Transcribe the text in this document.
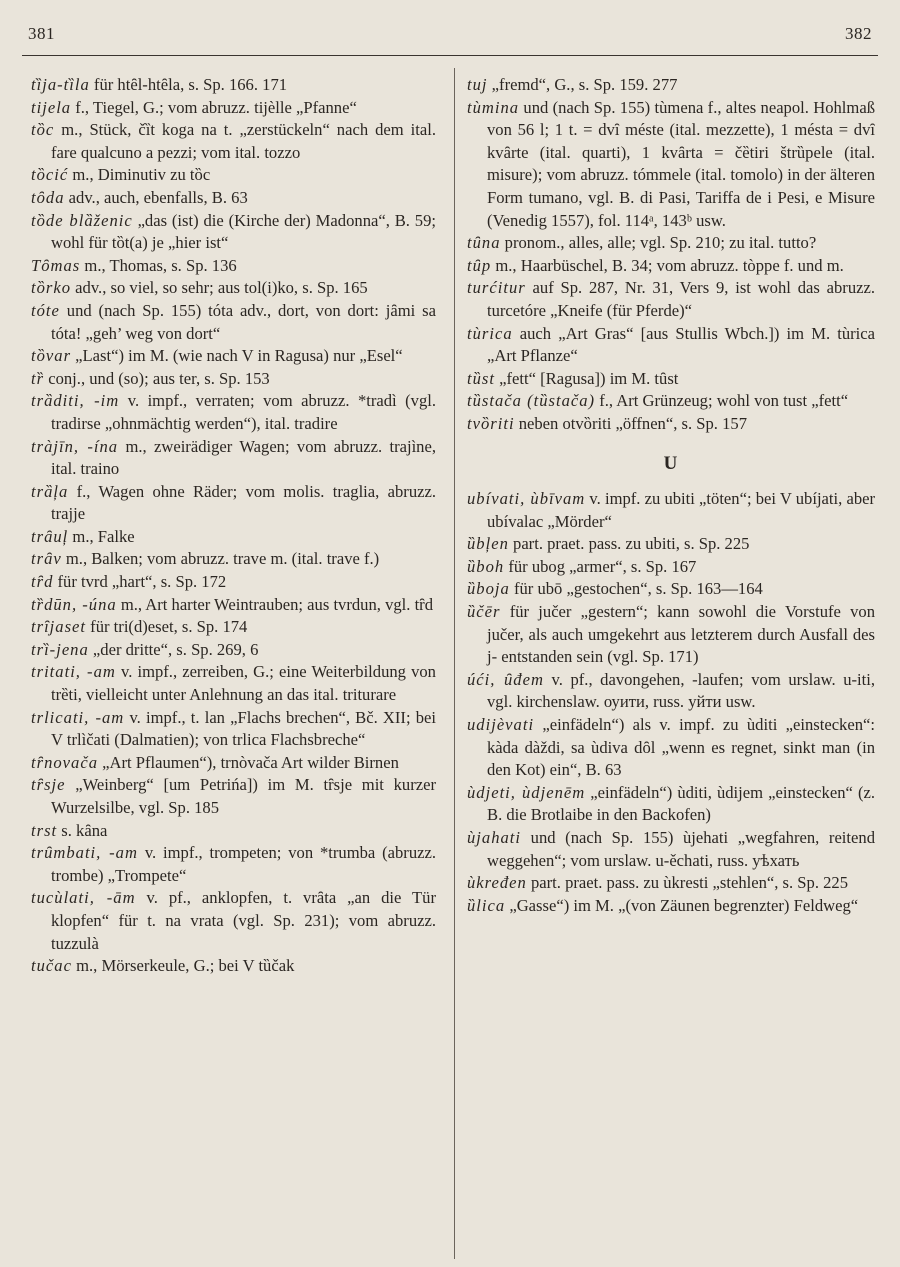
381	382
tȉja-tȉla für htȇl-htȇla, s. Sp. 166. 171
tijela f., Tiegel, G.; vom abruzz. tijèlle „Pfanne“
tȍc m., Stück, čȉt koga na t. „zerstückeln“ nach dem ital. fare qualcuno a pezzi; vom ital. tozzo
tȍcić m., Diminutiv zu tȍc
tȏda adv., auch, ebenfalls, B. 63
tȍde blȁženic „das (ist) die (Kirche der) Madonna“, B. 59; wohl für tȍt(a) je „hier ist“
Tȏmas m., Thomas, s. Sp. 136
tȍrko adv., so viel, so sehr; aus tol(i)ko, s. Sp. 165
tóte und (nach Sp. 155) tóta adv., dort, von dort: jȃmi sa tóta! „geh’ weg von dort“
tȍvar „Last“) im M. (wie nach V in Ragusa) nur „Esel“
tȑ conj., und (so); aus ter, s. Sp. 153
trȁditi, -im v. impf., verraten; vom abruzz. *tradì (vgl. tradirse „ohnmächtig werden“), ital. tradire
tràjīn, -ína m., zweirädiger Wagen; vom abruzz. trajìne, ital. traino
trȁļa f., Wagen ohne Räder; vom molis. traglia, abruzz. trajje
trȃuļ m., Falke
trȃv m., Balken; vom abruzz. trave m. (ital. trave f.)
tȓd für tvrd „hart“, s. Sp. 172
tȑdūn, -úna m., Art harter Weintrauben; aus tvrdun, vgl. tȓd
trȋjaset für tri(d)eset, s. Sp. 174
trȉ-jena „der dritte“, s. Sp. 269, 6
tritati, -am v. impf., zerreiben, G.; eine Weiterbildung von trȅti, vielleicht unter Anlehnung an das ital. triturare
trlicati, -am v. impf., t. lan „Flachs brechen“, Bč. XII; bei V trlìčati (Dalmatien); von trlica Flachsbreche“
tȓnovača „Art Pflaumen“), trnòvača Art wilder Birnen
tȓsje „Weinberg“ [um Petrińa]) im M. tȓsje mit kurzer Wurzelsilbe, vgl. Sp. 185
trst s. kȃna
trȗmbati, -am v. impf., trompeten; von *trumba (abruzz. trombe) „Trompete“
tucùlati, -ām v. pf., anklopfen, t. vrȃta „an die Tür klopfen“ für t. na vrata (vgl. Sp. 231); vom abruzz. tuzzulà
tučac m., Mörserkeule, G.; bei V tȕčak
tuj „fremd“, G., s. Sp. 159. 277
tùmina und (nach Sp. 155) tùmena f., altes neapol. Hohlmaß von 56 l; 1 t. = dvȋ méste (ital. mezzette), 1 mésta = dvȋ kvȃrte (ital. quarti), 1 kvȃrta = čȅtiri štrȕpele (ital. misure); vom abruzz. tómmele (ital. tomolo) in der älteren Form tumano, vgl. B. di Pasi, Tariffa de i Pesi, e Misure (Venedig 1557), fol. 114ᵃ, 143ᵇ usw.
tȗna pronom., alles, alle; vgl. Sp. 210; zu ital. tutto?
tȗp m., Haarbüschel, B. 34; vom abruzz. tòppe f. und m.
turćitur auf Sp. 287, Nr. 31, Vers 9, ist wohl das abruzz. turcetóre „Kneife (für Pferde)“
tùrica auch „Art Gras“ [aus Stullis Wbch.]) im M. tùrica „Art Pflanze“
tȕst „fett“ [Ragusa]) im M. tȗst
tȕstača (tȕstača) f., Art Grünzeug; wohl von tust „fett“
tvȍriti neben otvȍriti „öffnen“, s. Sp. 157
U
ubívati, ùbīvam v. impf. zu ubiti „töten“; bei V ubíjati, aber ubívalac „Mörder“
ȕbļen part. praet. pass. zu ubiti, s. Sp. 225
ȕboh für ubog „armer“, s. Sp. 167
ȕboja für ubō „gestochen“, s. Sp. 163—164
ȕčēr für jučer „gestern“; kann sowohl die Vorstufe von jučer, als auch umgekehrt aus letzterem durch Ausfall des j- entstanden sein (vgl. Sp. 171)
úći, ȗđem v. pf., davongehen, -laufen; vom urslaw. u-iti, vgl. kirchenslaw. оуити, russ. уйти usw.
udijèvati „einfädeln“) als v. impf. zu ùditi „einstecken“: kàda dàždi, sa ùdiva dȏl „wenn es regnet, sinkt man (in den Kot) ein“, B. 63
ùdjeti, ùdjenēm „einfädeln“) ùditi, ùdijem „einstecken“ (z. B. die Brotlaibe in den Backofen)
ùjahati und (nach Sp. 155) ùjehati „wegfahren, reitend weggehen“; vom urslaw. u-ěchati, russ. уѣхать
ùkređen part. praet. pass. zu ùkresti „stehlen“, s. Sp. 225
ȕlica „Gasse“) im M. „(von Zäunen begrenzter) Feldweg“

◆ ◆ ◆

## DIRECTIONS FOR THIS TASK
Transcribe the full listing above exactly as it stands, minus the pictures.

## RESULT BELOW
Transcribe the text in this document.
381	382
tȉja-tȉla für htȇl-htȇla, s. Sp. 166. 171
tijela f., Tiegel, G.; vom abruzz. tijèlle „Pfanne“
tȍc m., Stück, čȉt koga na t. „zerstückeln“ nach dem ital. fare qualcuno a pezzi; vom ital. tozzo
tȍcić m., Diminutiv zu tȍc
tȏda adv., auch, ebenfalls, B. 63
tȍde blȁženic „das (ist) die (Kirche der) Madonna“, B. 59; wohl für tȍt(a) je „hier ist“
Tȏmas m., Thomas, s. Sp. 136
tȍrko adv., so viel, so sehr; aus tol(i)ko, s. Sp. 165
tóte und (nach Sp. 155) tóta adv., dort, von dort: jȃmi sa tóta! „geh’ weg von dort“
tȍvar „Last“) im M. (wie nach V in Ragusa) nur „Esel“
tȑ conj., und (so); aus ter, s. Sp. 153
trȁditi, -im v. impf., verraten; vom abruzz. *tradì (vgl. tradirse „ohnmächtig werden“), ital. tradire
tràjīn, -ína m., zweirädiger Wagen; vom abruzz. trajìne, ital. traino
trȁļa f., Wagen ohne Räder; vom molis. traglia, abruzz. trajje
trȃuļ m., Falke
trȃv m., Balken; vom abruzz. trave m. (ital. trave f.)
tȓd für tvrd „hart“, s. Sp. 172
tȑdūn, -úna m., Art harter Weintrauben; aus tvrdun, vgl. tȓd
trȋjaset für tri(d)eset, s. Sp. 174
trȉ-jena „der dritte“, s. Sp. 269, 6
tritati, -am v. impf., zerreiben, G.; eine Weiterbildung von trȅti, vielleicht unter Anlehnung an das ital. triturare
trlicati, -am v. impf., t. lan „Flachs brechen“, Bč. XII; bei V trlìčati (Dalmatien); von trlica Flachsbreche“
tȓnovača „Art Pflaumen“), trnòvača Art wilder Birnen
tȓsje „Weinberg“ [um Petrińa]) im M. tȓsje mit kurzer Wurzelsilbe, vgl. Sp. 185
trst s. kȃna
trȗmbati, -am v. impf., trompeten; von *trumba (abruzz. trombe) „Trompete“
tucùlati, -ām v. pf., anklopfen, t. vrȃta „an die Tür klopfen“ für t. na vrata (vgl. Sp. 231); vom abruzz. tuzzulà
tučac m., Mörserkeule, G.; bei V tȕčak
tuj „fremd“, G., s. Sp. 159. 277
tùmina und (nach Sp. 155) tùmena f., altes neapol. Hohlmaß von 56 l; 1 t. = dvȋ méste (ital. mezzette), 1 mésta = dvȋ kvȃrte (ital. quarti), 1 kvȃrta = čȅtiri štrȕpele (ital. misure); vom abruzz. tómmele (ital. tomolo) in der älteren Form tumano, vgl. B. di Pasi, Tariffa de i Pesi, e Misure (Venedig 1557), fol. 114ᵃ, 143ᵇ usw.
tȗna pronom., alles, alle; vgl. Sp. 210; zu ital. tutto?
tȗp m., Haarbüschel, B. 34; vom abruzz. tòppe f. und m.
turćitur auf Sp. 287, Nr. 31, Vers 9, ist wohl das abruzz. turcetóre „Kneife (für Pferde)“
tùrica auch „Art Gras“ [aus Stullis Wbch.]) im M. tùrica „Art Pflanze“
tȕst „fett“ [Ragusa]) im M. tȗst
tȕstača (tȕstača) f., Art Grünzeug; wohl von tust „fett“
tvȍriti neben otvȍriti „öffnen“, s. Sp. 157
U
ubívati, ùbīvam v. impf. zu ubiti „töten“; bei V ubíjati, aber ubívalac „Mörder“
ȕbļen part. praet. pass. zu ubiti, s. Sp. 225
ȕboh für ubog „armer“, s. Sp. 167
ȕboja für ubō „gestochen“, s. Sp. 163—164
ȕčēr für jučer „gestern“; kann sowohl die Vorstufe von jučer, als auch umgekehrt aus letzterem durch Ausfall des j- entstanden sein (vgl. Sp. 171)
úći, ȗđem v. pf., davongehen, -laufen; vom urslaw. u-iti, vgl. kirchenslaw. оуити, russ. уйти usw.
udijèvati „einfädeln“) als v. impf. zu ùditi „einstecken“: kàda dàždi, sa ùdiva dȏl „wenn es regnet, sinkt man (in den Kot) ein“, B. 63
ùdjeti, ùdjenēm „einfädeln“) ùditi, ùdijem „einstecken“ (z. B. die Brotlaibe in den Backofen)
ùjahati und (nach Sp. 155) ùjehati „wegfahren, reitend weggehen“; vom urslaw. u-ěchati, russ. уѣхать
ùkređen part. praet. pass. zu ùkresti „stehlen“, s. Sp. 225
ȕlica „Gasse“) im M. „(von Zäunen begrenzter) Feldweg“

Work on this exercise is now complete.